• WHAT THE TASK ASKS
From the records below, pull each line that has "over".

• RECORDS
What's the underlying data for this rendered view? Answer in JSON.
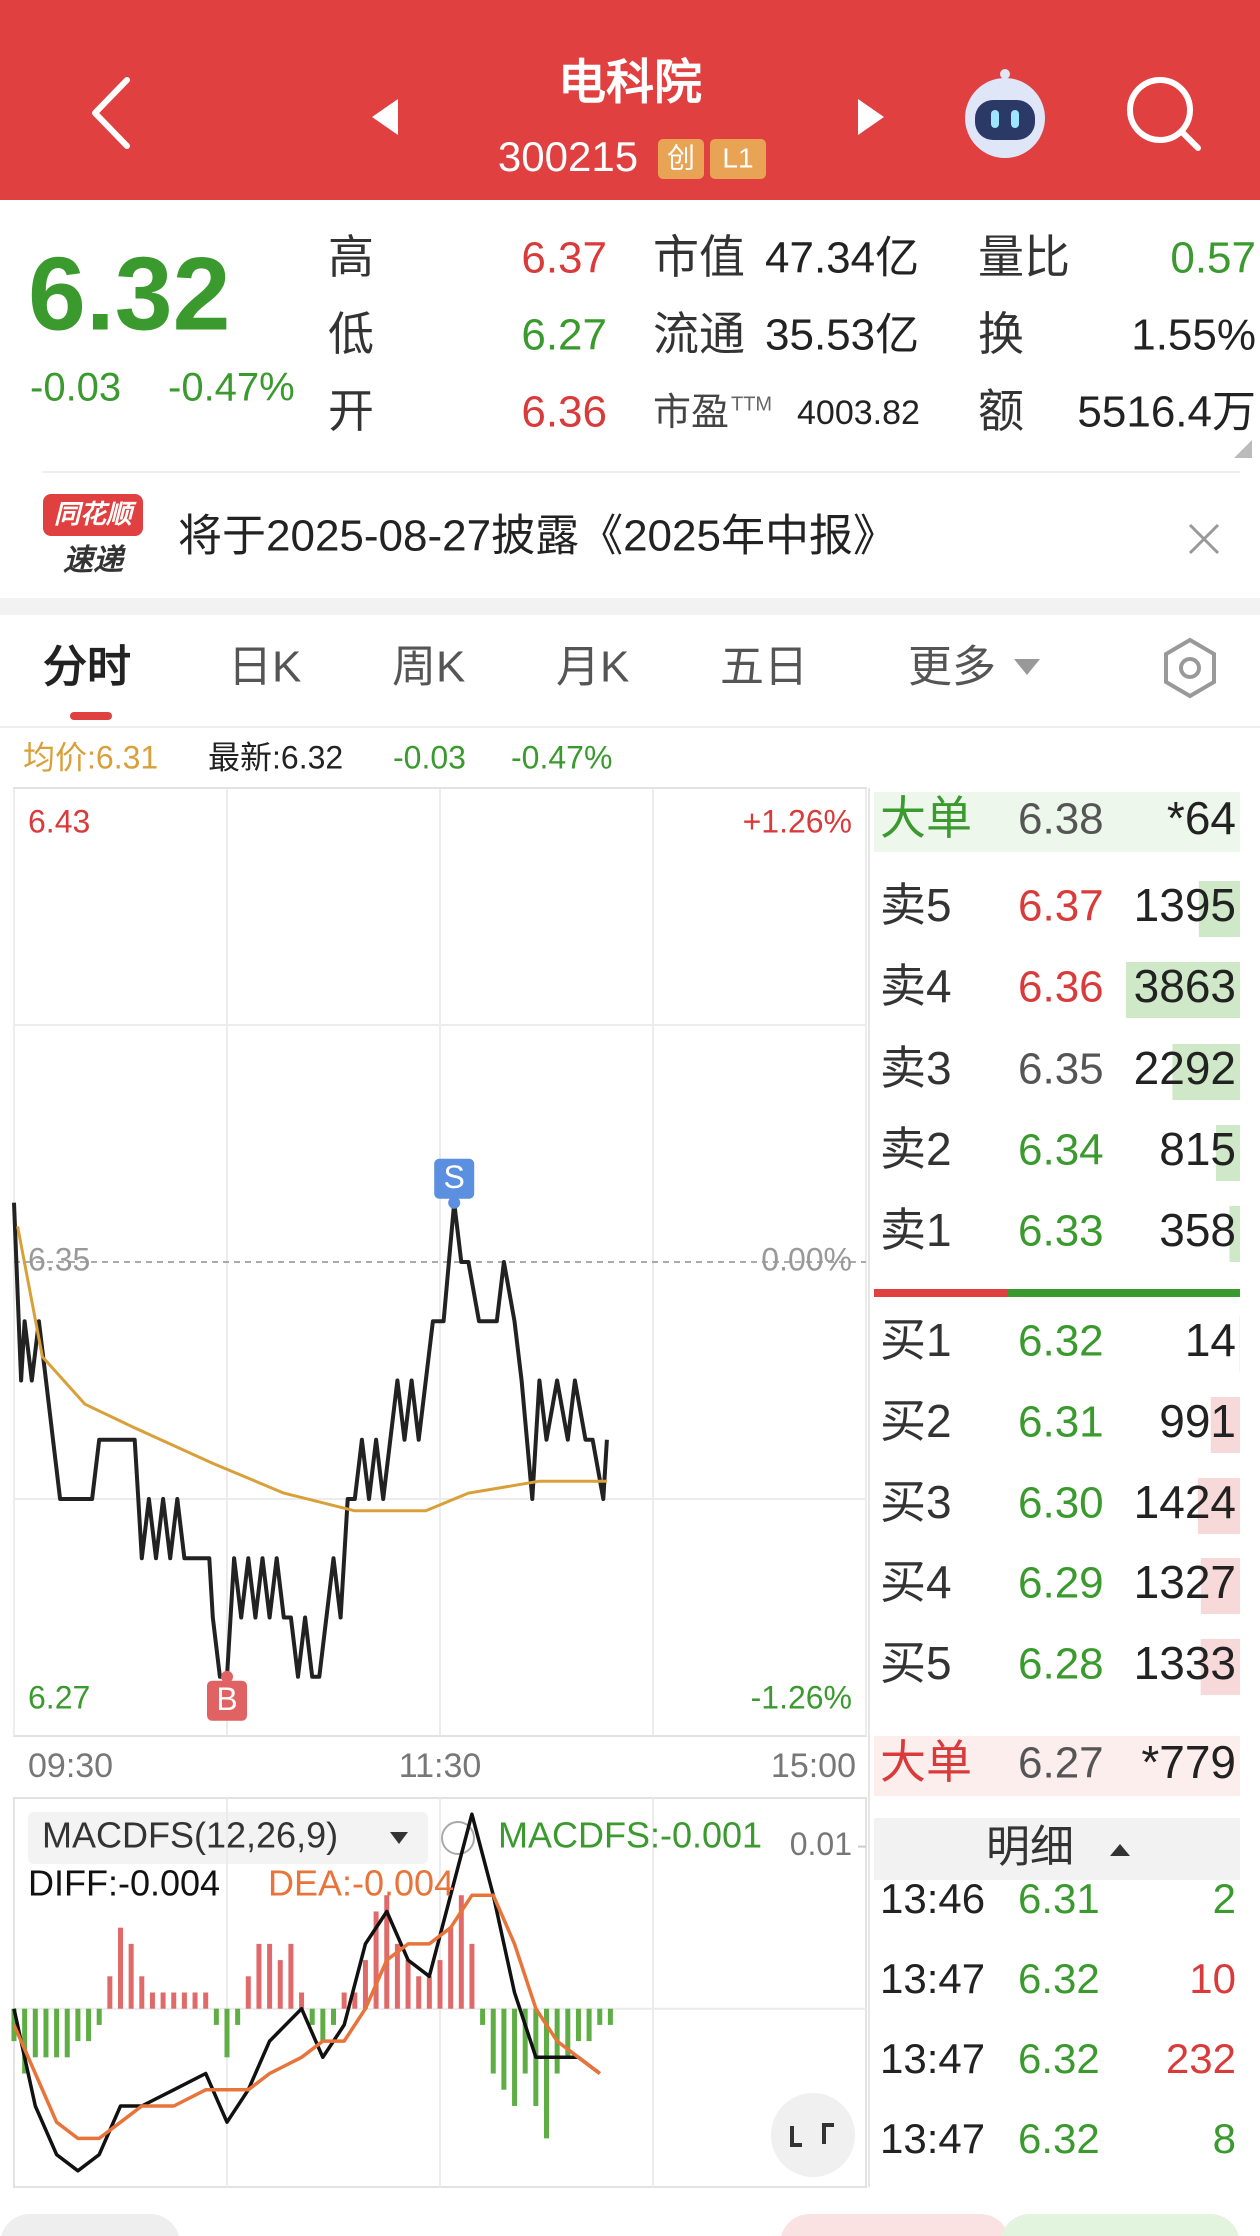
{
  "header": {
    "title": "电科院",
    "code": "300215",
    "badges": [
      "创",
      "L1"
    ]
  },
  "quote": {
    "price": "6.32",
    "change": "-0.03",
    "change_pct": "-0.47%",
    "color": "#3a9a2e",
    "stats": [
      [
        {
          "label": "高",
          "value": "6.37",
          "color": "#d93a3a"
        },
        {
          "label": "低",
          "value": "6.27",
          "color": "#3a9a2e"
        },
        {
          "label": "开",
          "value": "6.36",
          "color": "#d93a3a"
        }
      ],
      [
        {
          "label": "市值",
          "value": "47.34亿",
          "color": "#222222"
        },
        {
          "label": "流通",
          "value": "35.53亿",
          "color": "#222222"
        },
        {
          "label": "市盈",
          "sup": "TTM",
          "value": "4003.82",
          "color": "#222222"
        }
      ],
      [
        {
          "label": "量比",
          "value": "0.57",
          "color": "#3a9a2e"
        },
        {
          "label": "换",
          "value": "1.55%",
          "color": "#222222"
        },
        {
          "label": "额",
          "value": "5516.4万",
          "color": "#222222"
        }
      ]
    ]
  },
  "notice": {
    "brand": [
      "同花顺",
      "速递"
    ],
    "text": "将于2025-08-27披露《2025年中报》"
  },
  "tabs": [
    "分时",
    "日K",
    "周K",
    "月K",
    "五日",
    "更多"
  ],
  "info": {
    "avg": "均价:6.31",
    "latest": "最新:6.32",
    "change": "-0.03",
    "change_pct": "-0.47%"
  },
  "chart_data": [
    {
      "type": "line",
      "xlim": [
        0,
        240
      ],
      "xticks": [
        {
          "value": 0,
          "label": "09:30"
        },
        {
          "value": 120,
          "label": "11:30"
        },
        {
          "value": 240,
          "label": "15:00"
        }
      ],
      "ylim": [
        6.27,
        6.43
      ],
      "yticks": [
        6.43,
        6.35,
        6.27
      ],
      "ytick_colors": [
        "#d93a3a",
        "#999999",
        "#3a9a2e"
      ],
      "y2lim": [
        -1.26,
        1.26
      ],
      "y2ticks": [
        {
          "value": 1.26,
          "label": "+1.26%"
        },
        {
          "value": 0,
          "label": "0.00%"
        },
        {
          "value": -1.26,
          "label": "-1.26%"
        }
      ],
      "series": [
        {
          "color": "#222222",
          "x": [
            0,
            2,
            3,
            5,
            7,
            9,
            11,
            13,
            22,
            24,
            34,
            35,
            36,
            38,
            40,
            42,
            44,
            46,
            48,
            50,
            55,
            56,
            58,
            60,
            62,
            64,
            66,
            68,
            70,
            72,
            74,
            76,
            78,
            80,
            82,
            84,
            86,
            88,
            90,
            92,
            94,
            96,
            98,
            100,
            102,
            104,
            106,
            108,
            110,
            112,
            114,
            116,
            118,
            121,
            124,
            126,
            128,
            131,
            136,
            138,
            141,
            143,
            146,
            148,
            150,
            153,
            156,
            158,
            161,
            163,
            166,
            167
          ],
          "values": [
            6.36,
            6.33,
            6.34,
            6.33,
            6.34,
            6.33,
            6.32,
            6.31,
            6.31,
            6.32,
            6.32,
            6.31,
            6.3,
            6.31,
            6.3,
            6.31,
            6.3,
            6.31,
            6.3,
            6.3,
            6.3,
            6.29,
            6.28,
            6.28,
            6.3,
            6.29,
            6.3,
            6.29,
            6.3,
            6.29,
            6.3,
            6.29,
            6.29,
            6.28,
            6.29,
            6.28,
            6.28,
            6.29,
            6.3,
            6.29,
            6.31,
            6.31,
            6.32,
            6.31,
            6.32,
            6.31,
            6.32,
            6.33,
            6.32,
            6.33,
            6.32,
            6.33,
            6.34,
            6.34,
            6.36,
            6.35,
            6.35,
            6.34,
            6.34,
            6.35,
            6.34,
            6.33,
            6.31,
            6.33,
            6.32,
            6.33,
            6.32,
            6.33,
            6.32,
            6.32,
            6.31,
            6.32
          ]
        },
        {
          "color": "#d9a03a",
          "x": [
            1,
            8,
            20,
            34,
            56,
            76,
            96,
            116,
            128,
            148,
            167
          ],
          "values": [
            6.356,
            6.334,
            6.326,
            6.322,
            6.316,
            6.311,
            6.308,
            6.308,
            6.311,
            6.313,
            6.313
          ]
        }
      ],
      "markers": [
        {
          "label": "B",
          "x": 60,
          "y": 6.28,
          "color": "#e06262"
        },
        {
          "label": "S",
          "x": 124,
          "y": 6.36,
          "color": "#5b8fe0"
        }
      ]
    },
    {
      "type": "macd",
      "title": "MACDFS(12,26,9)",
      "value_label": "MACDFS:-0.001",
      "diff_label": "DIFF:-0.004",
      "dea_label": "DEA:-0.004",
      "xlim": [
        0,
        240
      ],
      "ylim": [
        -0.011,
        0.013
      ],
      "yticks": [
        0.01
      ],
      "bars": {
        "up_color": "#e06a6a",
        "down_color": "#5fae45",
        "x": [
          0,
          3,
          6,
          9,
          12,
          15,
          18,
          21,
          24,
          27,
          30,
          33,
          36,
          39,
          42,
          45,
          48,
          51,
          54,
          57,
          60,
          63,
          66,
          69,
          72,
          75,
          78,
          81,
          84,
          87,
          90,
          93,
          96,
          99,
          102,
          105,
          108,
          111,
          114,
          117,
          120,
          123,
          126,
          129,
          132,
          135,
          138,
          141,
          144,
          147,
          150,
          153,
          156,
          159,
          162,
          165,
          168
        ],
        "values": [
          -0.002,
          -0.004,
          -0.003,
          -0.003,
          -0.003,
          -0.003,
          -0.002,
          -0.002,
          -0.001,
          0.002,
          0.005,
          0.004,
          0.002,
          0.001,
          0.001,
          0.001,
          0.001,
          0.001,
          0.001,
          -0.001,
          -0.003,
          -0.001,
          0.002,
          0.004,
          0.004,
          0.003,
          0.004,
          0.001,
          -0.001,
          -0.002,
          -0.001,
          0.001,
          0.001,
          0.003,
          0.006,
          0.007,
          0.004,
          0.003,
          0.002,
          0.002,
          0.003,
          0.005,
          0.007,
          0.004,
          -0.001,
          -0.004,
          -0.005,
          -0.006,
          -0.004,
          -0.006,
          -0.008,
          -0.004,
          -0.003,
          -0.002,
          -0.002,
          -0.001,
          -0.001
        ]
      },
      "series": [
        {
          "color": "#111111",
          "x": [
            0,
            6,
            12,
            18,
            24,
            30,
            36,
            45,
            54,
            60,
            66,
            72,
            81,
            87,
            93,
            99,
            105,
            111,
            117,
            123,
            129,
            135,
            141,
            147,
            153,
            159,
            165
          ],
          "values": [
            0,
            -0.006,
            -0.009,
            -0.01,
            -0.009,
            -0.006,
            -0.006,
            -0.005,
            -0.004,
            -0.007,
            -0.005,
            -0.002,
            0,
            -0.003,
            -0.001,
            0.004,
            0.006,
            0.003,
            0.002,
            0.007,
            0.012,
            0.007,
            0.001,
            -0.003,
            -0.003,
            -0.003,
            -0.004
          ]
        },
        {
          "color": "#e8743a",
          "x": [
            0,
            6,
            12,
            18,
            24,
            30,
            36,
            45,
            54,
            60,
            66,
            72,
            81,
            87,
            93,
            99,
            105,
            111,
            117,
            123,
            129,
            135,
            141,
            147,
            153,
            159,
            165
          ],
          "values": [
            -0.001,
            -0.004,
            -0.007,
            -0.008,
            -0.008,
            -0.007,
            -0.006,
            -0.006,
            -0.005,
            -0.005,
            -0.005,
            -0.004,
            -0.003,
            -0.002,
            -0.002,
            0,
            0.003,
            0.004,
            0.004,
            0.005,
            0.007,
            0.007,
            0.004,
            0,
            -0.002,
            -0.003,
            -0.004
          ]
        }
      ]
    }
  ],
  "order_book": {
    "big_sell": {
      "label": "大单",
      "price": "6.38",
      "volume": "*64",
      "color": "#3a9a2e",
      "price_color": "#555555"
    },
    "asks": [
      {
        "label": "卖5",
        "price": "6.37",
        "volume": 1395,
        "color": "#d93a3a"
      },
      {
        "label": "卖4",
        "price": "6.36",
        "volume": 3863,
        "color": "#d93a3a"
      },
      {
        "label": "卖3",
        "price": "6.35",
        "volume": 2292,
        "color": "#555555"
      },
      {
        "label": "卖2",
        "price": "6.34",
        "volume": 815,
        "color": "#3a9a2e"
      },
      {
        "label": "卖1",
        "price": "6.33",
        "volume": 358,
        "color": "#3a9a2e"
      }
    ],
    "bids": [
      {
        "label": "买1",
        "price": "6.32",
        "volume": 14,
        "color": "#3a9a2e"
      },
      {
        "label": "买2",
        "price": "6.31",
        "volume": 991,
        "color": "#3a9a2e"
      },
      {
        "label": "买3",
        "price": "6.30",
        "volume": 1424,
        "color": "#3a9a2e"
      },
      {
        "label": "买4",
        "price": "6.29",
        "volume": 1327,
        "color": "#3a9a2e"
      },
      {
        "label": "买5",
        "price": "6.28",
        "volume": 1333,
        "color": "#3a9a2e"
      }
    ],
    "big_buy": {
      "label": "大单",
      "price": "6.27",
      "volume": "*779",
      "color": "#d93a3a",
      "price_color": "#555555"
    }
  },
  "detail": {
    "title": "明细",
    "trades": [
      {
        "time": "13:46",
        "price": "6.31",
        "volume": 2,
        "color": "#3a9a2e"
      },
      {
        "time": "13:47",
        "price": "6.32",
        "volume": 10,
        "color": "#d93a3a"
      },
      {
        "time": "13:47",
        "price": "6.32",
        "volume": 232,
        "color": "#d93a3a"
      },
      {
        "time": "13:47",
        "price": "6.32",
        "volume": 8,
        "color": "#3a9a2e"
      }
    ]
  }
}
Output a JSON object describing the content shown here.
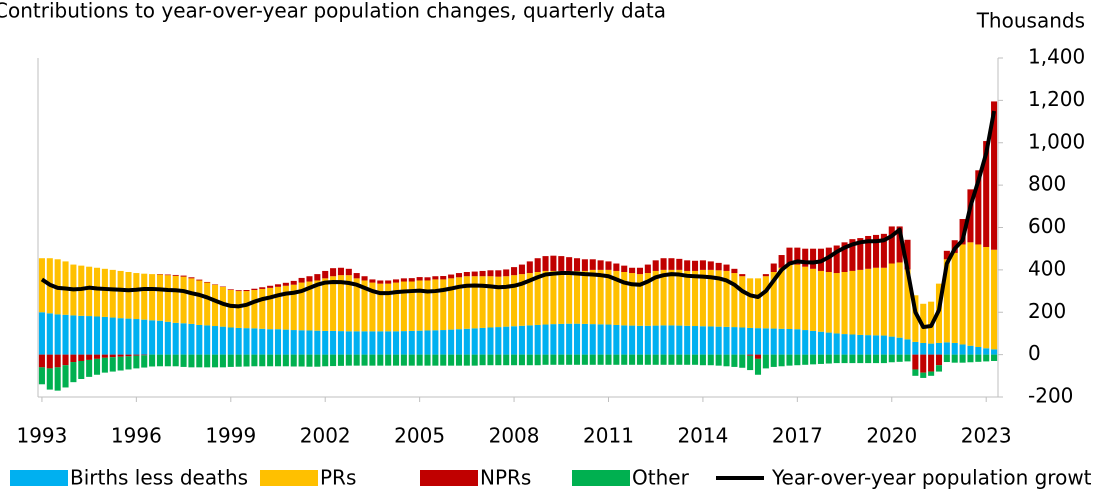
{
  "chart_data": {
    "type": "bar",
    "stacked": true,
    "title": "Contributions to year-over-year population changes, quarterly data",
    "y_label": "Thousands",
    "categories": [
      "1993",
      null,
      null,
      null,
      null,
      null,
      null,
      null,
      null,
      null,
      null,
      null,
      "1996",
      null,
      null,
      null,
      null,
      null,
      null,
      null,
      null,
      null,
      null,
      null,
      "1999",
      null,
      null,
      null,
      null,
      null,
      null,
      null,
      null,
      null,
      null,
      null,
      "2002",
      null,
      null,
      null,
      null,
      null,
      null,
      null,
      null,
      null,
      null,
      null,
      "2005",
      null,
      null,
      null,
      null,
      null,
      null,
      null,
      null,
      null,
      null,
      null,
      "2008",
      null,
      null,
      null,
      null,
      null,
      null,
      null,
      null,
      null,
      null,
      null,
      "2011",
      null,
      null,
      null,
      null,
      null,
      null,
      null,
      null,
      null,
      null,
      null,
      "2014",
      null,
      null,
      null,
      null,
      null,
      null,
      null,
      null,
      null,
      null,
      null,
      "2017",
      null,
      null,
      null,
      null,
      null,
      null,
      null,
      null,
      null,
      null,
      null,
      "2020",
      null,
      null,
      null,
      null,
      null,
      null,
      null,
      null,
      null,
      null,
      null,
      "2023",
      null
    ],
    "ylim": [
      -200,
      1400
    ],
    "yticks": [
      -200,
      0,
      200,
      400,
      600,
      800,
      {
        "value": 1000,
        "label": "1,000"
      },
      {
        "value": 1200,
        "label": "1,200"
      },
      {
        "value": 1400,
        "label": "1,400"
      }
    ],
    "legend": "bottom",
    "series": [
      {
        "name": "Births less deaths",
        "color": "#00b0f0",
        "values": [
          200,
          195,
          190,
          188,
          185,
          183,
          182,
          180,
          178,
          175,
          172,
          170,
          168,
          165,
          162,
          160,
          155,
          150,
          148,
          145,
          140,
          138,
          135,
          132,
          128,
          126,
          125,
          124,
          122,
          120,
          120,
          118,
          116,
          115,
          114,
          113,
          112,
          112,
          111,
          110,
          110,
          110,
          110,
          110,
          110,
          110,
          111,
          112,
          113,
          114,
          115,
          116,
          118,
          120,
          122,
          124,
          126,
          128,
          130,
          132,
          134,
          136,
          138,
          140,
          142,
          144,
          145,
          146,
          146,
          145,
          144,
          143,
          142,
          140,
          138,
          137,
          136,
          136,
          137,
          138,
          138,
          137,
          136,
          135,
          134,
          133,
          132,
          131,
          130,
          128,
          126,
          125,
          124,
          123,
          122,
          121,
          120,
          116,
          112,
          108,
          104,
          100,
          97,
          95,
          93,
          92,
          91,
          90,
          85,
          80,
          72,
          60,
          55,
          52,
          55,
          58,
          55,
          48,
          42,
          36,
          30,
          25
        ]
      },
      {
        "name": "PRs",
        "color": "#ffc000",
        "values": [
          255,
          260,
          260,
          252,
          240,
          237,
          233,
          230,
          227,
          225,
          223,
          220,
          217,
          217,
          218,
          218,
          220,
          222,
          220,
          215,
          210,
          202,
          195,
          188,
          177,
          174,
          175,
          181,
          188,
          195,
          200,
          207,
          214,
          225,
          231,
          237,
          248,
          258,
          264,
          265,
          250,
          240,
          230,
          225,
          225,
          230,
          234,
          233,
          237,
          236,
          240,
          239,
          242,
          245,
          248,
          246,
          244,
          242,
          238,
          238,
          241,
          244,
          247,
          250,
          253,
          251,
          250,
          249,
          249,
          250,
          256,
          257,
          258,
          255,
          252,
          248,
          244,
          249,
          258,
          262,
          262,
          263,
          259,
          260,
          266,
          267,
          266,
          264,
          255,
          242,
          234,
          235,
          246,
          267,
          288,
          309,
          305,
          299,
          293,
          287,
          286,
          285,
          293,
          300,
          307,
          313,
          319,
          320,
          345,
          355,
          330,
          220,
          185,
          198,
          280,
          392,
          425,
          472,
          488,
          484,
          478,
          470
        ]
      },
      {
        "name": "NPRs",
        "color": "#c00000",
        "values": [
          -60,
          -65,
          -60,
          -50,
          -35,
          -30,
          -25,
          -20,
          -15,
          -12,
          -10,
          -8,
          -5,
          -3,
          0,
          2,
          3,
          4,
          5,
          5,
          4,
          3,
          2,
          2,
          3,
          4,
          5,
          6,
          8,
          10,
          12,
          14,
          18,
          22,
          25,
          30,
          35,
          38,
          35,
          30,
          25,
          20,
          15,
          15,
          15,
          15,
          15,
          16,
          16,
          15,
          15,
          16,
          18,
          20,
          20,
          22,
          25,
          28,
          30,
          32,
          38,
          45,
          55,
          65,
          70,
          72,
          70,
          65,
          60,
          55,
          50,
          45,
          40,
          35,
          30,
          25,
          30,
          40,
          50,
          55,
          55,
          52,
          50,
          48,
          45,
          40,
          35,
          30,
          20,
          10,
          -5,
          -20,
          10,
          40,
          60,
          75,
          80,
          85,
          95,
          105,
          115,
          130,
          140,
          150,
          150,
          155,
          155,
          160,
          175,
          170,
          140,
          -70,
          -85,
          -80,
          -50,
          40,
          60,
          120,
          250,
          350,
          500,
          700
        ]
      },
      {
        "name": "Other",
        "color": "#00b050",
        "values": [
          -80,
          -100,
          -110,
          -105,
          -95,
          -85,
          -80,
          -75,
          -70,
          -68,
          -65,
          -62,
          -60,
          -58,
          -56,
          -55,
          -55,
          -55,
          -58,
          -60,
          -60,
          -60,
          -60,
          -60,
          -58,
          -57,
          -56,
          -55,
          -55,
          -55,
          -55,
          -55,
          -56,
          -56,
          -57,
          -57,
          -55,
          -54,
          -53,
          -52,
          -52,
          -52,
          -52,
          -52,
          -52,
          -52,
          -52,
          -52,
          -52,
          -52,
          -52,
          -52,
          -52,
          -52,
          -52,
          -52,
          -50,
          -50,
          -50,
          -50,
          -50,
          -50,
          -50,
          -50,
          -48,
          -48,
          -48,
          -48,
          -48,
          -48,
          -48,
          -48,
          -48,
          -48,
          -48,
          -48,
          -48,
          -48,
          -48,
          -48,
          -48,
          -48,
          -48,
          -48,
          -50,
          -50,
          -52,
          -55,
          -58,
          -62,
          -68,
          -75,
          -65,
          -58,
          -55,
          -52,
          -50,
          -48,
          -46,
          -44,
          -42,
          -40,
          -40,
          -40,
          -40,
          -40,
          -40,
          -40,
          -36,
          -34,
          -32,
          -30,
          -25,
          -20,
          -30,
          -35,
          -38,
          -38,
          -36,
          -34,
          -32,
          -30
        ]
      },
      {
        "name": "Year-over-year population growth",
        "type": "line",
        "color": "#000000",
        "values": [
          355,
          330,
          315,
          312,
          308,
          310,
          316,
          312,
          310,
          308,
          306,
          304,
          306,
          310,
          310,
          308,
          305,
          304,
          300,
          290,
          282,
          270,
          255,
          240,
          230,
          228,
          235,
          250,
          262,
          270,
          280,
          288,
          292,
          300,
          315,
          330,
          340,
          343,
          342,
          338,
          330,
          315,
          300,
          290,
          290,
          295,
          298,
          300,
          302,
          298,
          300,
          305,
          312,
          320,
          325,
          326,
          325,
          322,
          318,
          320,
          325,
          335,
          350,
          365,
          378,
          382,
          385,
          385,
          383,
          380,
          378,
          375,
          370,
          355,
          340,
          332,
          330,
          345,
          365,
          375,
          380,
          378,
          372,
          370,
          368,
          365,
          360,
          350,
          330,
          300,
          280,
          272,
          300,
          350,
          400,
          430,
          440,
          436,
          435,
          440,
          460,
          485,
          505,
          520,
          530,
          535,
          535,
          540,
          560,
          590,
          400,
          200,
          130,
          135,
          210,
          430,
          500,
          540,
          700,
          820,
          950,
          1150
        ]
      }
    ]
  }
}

• SOLVED PROBLEM
    "title": "Contributions to year-over-year population changes, quarterly data",
        "name": "Year-over-year population growth",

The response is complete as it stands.